Task prompt:
Every line below that holds the string "University" should be copied out.

Records shown:

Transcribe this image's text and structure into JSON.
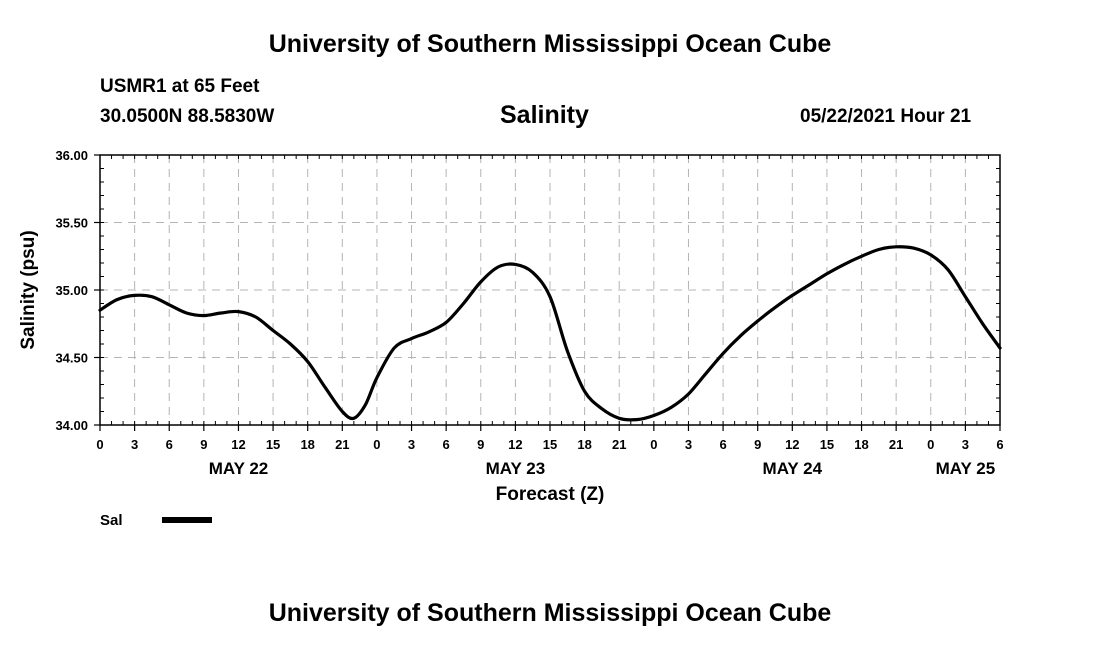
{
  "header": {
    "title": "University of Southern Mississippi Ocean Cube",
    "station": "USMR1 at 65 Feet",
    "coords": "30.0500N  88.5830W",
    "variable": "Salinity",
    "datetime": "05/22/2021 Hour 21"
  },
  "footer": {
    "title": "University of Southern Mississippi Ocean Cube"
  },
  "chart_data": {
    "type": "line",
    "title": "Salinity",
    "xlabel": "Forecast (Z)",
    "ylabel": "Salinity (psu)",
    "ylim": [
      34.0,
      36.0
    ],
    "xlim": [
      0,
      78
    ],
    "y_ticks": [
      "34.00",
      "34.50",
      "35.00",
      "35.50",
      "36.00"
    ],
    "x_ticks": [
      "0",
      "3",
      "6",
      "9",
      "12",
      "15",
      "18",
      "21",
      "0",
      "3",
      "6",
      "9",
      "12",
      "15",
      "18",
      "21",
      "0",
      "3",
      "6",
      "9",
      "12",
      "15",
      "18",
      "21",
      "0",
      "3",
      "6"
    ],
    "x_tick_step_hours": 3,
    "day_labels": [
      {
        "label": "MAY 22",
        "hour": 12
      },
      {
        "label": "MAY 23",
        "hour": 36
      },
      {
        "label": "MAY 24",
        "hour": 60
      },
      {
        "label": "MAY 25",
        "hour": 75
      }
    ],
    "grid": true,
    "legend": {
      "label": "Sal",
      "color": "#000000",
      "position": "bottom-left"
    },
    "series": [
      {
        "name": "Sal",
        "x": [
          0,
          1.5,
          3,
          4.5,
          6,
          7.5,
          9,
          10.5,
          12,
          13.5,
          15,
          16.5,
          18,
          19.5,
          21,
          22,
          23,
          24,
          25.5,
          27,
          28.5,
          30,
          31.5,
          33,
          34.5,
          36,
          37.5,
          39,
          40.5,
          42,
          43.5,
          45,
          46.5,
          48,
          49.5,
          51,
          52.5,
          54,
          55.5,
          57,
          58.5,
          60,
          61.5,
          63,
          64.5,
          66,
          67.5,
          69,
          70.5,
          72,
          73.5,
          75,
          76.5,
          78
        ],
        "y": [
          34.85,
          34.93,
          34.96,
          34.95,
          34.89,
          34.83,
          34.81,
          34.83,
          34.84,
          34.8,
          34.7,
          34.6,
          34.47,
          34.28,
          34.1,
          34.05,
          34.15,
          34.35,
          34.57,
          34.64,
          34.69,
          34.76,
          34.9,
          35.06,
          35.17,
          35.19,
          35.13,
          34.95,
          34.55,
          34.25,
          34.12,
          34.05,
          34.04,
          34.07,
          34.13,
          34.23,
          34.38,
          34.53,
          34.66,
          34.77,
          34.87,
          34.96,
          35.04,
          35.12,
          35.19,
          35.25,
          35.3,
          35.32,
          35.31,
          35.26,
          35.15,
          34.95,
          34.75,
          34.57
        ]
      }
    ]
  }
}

Task response:
    "title": "University of Southern Mississippi Ocean Cube",
    "title": "University of Southern Mississippi Ocean Cube"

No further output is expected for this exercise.